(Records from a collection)
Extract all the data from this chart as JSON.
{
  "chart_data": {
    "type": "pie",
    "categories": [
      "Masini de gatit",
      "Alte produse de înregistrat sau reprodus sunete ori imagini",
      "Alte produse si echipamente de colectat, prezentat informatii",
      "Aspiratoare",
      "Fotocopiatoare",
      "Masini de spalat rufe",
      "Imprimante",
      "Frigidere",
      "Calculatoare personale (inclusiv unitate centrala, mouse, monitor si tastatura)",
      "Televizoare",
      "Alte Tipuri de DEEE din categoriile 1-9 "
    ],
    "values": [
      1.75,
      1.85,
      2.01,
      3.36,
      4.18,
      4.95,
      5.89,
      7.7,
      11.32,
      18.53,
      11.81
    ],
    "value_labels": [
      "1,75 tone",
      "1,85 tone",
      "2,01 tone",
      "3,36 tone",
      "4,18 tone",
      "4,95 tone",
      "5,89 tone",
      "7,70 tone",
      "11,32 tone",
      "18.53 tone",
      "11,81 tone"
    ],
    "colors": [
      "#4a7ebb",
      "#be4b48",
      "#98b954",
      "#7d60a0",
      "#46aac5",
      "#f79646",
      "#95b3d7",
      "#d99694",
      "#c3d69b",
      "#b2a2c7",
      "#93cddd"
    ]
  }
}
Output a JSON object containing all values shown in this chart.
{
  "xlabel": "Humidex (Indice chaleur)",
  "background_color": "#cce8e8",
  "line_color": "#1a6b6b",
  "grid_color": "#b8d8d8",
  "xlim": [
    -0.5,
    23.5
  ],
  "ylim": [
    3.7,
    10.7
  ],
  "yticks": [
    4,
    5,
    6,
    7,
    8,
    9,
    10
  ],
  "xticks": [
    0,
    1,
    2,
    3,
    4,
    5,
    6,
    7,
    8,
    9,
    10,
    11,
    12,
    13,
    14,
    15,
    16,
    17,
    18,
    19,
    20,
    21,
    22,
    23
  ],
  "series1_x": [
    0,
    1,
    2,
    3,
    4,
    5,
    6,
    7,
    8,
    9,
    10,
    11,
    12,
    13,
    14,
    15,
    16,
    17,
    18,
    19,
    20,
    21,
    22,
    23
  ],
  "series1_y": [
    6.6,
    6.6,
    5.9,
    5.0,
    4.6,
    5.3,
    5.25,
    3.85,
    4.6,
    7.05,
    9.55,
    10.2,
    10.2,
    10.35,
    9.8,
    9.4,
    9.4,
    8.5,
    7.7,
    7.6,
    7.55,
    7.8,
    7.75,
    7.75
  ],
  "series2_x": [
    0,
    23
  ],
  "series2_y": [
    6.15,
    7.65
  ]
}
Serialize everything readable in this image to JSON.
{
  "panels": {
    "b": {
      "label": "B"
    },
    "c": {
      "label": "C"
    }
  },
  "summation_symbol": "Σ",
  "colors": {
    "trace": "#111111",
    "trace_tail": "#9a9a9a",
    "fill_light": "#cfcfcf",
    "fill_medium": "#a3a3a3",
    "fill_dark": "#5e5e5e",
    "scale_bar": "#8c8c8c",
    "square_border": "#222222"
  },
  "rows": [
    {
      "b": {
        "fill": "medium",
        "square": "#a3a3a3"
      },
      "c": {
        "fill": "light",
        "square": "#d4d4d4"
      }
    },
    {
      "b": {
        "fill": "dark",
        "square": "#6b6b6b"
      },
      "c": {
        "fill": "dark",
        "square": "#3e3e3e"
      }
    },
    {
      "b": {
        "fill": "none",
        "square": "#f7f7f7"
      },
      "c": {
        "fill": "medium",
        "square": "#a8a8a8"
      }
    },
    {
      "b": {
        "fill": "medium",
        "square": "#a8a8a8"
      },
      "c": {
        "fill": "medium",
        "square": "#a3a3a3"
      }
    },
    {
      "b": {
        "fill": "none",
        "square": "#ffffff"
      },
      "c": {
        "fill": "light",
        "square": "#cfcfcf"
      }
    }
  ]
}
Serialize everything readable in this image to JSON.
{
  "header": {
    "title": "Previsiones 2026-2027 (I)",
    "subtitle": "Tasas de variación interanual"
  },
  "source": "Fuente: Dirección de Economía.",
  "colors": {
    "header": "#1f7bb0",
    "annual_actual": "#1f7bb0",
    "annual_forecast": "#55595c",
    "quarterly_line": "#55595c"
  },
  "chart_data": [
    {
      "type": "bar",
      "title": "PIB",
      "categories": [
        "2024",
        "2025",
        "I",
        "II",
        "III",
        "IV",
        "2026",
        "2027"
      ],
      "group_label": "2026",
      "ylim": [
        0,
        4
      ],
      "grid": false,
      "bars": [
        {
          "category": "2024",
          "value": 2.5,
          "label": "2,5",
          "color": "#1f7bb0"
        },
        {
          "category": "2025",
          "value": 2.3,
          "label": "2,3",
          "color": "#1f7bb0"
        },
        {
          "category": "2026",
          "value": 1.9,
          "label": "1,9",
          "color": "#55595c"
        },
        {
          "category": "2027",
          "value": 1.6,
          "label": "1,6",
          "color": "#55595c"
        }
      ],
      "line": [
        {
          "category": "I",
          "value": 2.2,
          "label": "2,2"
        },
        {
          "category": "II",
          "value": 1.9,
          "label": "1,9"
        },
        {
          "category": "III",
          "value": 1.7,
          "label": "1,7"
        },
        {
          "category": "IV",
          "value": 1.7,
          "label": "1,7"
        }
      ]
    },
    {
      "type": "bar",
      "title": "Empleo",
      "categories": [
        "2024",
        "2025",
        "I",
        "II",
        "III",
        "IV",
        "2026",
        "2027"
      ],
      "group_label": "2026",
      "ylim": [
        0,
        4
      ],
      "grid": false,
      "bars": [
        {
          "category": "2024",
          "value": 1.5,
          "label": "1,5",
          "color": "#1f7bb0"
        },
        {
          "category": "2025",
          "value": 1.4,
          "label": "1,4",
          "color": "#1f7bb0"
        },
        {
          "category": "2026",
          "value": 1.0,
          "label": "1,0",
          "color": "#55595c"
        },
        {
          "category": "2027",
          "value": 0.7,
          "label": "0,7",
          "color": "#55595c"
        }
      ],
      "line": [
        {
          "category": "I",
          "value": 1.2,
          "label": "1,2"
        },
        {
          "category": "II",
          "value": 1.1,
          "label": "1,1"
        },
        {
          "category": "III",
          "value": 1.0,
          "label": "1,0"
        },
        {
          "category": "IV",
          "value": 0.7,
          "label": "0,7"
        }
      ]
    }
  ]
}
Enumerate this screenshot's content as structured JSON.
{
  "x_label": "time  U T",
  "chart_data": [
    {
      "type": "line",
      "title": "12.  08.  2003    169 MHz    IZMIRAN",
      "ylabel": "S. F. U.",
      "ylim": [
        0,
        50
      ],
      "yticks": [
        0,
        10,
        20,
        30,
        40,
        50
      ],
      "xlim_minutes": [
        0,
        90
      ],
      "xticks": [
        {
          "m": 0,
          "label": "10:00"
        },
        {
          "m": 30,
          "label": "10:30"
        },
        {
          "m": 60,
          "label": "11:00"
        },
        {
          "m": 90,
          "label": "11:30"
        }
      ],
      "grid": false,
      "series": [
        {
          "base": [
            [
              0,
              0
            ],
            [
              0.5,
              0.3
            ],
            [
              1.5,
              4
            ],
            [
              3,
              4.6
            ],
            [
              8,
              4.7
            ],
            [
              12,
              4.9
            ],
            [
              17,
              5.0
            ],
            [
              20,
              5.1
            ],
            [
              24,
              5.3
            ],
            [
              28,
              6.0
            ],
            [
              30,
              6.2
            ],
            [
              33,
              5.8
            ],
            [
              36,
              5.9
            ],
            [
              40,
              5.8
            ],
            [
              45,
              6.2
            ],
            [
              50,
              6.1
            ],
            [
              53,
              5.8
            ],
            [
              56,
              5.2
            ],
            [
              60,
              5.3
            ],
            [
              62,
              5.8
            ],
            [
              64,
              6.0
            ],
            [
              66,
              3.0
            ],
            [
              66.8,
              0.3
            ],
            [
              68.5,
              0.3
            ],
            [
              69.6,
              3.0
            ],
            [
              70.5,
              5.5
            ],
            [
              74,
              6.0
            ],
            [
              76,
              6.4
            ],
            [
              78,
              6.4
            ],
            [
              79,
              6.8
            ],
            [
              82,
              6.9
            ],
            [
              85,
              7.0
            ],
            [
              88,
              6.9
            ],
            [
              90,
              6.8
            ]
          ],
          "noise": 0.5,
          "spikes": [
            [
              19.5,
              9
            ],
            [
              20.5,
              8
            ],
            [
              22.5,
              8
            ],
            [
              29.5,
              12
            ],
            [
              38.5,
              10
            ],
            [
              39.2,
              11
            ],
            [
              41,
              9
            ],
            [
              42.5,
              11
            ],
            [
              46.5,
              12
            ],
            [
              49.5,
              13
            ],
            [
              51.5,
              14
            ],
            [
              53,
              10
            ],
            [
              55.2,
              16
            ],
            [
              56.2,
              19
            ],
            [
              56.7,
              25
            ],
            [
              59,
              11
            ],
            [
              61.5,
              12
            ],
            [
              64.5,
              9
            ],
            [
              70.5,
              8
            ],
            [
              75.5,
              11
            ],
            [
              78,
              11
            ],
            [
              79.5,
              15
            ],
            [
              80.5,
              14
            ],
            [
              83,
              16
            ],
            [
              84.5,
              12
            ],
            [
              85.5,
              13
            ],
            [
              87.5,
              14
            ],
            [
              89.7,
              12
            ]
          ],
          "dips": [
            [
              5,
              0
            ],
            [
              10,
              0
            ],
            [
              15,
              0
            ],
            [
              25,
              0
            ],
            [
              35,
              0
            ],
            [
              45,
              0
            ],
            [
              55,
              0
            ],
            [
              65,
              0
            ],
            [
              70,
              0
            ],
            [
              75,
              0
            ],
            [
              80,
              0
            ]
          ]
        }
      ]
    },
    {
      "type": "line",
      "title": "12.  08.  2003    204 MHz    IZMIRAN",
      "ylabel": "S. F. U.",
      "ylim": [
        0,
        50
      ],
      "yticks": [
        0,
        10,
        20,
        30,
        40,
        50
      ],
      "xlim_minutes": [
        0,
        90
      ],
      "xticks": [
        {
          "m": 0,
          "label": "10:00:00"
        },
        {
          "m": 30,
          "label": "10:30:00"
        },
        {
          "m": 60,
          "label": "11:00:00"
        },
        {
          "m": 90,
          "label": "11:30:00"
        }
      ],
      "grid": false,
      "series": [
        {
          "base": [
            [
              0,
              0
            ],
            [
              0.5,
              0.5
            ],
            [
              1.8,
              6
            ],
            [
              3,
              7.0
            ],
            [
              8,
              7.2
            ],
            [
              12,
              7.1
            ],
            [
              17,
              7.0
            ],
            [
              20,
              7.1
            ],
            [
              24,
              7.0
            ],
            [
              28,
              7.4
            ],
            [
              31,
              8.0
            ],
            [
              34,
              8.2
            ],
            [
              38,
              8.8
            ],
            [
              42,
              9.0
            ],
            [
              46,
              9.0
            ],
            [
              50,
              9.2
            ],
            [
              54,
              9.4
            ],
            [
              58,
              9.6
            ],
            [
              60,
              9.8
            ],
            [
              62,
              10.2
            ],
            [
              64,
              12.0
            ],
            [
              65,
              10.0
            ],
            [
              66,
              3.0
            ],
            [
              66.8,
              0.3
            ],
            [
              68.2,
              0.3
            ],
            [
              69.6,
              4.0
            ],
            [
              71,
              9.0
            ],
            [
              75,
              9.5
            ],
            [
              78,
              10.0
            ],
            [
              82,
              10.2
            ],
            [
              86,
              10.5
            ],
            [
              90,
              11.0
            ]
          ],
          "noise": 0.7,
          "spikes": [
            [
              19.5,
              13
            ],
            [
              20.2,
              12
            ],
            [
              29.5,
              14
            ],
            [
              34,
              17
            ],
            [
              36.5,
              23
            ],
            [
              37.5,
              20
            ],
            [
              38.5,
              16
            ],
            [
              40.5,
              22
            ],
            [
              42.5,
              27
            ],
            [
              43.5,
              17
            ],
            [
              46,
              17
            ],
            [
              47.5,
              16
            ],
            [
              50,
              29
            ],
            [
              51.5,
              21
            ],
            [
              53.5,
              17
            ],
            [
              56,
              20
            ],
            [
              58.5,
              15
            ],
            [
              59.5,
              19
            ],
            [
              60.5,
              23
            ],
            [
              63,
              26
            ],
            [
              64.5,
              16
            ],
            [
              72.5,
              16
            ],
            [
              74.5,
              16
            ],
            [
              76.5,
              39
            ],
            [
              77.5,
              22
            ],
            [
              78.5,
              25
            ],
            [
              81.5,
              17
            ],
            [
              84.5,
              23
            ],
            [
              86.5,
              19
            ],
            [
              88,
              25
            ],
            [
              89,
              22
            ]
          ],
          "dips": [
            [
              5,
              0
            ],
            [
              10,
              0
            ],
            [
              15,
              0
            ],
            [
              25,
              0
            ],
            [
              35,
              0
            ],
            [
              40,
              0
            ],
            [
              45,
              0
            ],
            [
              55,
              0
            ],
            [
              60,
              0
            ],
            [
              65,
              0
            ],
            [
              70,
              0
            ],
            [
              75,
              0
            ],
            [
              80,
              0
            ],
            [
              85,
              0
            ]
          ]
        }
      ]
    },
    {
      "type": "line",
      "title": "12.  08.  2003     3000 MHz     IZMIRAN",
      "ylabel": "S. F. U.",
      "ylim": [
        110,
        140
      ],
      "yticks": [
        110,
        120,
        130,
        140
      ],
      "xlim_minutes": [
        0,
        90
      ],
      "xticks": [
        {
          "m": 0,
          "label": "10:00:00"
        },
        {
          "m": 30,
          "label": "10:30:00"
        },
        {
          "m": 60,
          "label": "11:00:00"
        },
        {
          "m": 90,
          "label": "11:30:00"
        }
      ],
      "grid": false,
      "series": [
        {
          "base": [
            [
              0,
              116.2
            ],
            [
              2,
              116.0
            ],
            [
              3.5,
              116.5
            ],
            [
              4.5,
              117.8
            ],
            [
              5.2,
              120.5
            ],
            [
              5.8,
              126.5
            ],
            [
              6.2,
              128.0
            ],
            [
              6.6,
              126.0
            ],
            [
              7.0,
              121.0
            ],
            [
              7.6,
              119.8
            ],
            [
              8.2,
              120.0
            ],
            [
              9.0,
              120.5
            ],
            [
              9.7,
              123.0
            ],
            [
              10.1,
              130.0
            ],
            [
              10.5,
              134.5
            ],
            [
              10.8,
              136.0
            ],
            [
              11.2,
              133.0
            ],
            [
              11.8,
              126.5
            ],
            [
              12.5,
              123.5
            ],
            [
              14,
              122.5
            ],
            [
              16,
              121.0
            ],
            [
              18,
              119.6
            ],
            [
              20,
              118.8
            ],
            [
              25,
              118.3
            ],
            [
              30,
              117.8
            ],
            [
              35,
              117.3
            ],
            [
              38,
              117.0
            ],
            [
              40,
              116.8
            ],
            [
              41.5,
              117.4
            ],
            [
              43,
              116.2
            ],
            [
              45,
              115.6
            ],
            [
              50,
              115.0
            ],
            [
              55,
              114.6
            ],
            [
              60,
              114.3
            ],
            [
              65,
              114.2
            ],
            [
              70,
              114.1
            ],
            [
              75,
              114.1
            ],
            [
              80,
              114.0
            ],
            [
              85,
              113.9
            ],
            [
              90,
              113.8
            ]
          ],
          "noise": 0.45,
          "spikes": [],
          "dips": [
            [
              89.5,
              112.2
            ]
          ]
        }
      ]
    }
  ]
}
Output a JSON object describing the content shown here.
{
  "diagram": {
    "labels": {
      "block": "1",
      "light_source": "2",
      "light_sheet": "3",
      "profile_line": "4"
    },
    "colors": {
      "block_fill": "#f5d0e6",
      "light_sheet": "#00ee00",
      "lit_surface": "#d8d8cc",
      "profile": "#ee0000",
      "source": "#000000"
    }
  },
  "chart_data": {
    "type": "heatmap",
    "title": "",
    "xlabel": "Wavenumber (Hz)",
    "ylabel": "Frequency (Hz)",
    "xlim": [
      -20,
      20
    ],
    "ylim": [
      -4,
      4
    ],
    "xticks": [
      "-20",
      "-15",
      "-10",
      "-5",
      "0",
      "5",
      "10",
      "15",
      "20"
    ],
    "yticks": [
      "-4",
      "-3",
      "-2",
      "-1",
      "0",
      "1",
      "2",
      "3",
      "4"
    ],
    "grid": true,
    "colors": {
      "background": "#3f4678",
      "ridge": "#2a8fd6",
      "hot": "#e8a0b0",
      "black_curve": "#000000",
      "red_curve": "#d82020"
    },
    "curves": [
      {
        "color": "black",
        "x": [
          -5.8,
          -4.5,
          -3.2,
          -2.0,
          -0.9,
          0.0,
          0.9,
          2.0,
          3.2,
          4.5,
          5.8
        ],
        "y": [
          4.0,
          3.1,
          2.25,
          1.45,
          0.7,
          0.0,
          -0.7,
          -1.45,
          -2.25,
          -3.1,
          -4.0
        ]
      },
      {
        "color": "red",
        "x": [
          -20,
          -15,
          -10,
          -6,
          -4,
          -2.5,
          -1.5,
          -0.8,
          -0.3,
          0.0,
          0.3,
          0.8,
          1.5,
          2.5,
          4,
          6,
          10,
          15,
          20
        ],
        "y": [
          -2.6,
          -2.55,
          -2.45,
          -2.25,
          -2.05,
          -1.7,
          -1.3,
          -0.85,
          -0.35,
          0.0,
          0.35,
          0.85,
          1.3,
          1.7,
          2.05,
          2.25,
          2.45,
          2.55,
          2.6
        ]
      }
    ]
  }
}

CHALLENGE
Return every line from the records above that holds the word "Output".

ANSWER
Output a JSON object containing all values shown in this chart.
Output a JSON object describing the content shown here.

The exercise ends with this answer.